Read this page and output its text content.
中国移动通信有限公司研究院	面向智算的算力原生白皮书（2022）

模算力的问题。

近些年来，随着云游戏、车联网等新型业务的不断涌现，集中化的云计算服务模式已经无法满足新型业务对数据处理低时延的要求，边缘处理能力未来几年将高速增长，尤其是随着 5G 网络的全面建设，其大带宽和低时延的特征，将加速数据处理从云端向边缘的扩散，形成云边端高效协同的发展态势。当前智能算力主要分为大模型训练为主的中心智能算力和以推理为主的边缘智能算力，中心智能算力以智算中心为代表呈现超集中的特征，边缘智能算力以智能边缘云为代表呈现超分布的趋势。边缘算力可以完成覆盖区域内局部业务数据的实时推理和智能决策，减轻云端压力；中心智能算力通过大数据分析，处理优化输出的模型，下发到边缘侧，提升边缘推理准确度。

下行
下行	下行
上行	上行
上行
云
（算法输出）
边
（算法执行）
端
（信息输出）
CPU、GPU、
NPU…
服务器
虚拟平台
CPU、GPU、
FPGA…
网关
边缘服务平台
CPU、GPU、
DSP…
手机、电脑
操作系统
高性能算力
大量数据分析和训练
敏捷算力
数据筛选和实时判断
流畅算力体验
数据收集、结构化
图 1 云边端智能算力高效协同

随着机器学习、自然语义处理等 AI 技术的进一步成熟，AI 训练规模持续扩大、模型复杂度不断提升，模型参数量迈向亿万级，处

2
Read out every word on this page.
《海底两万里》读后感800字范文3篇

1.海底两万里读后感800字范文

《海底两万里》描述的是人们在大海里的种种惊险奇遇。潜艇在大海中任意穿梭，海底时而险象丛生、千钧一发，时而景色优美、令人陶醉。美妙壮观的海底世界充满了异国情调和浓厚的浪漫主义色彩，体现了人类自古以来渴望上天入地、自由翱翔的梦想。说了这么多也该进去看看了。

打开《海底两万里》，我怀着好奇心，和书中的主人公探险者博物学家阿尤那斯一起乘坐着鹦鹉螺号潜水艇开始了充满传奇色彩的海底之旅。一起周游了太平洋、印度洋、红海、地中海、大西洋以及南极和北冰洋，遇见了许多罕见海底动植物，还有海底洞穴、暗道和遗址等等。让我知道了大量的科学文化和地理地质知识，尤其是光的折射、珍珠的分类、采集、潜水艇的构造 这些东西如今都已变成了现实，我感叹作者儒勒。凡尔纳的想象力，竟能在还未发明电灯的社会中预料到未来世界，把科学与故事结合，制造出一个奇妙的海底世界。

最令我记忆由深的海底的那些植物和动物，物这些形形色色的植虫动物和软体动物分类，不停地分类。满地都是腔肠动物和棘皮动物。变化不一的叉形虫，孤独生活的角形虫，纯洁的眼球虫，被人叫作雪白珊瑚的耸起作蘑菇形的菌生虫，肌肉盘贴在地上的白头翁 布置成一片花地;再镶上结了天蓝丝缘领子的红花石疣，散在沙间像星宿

########

Return the line that contains "Read out every word on this page." along with every line after it through the end of the entries, exactly, adding nothing.

Read out every word on this page.
《海底两万里》读后感800字范文3篇

1.海底两万里读后感800字范文

《海底两万里》描述的是人们在大海里的种种惊险奇遇。潜艇在大海中任意穿梭，海底时而险象丛生、千钧一发，时而景色优美、令人陶醉。美妙壮观的海底世界充满了异国情调和浓厚的浪漫主义色彩，体现了人类自古以来渴望上天入地、自由翱翔的梦想。说了这么多也该进去看看了。

打开《海底两万里》，我怀着好奇心，和书中的主人公探险者博物学家阿尤那斯一起乘坐着鹦鹉螺号潜水艇开始了充满传奇色彩的海底之旅。一起周游了太平洋、印度洋、红海、地中海、大西洋以及南极和北冰洋，遇见了许多罕见海底动植物，还有海底洞穴、暗道和遗址等等。让我知道了大量的科学文化和地理地质知识，尤其是光的折射、珍珠的分类、采集、潜水艇的构造 这些东西如今都已变成了现实，我感叹作者儒勒。凡尔纳的想象力，竟能在还未发明电灯的社会中预料到未来世界，把科学与故事结合，制造出一个奇妙的海底世界。

最令我记忆由深的海底的那些植物和动物，物这些形形色色的植虫动物和软体动物分类，不停地分类。满地都是腔肠动物和棘皮动物。变化不一的叉形虫，孤独生活的角形虫，纯洁的眼球虫，被人叫作雪白珊瑚的耸起作蘑菇形的菌生虫，肌肉盘贴在地上的白头翁 布置成一片花地;再镶上结了天蓝丝缘领子的红花石疣，散在沙间像星宿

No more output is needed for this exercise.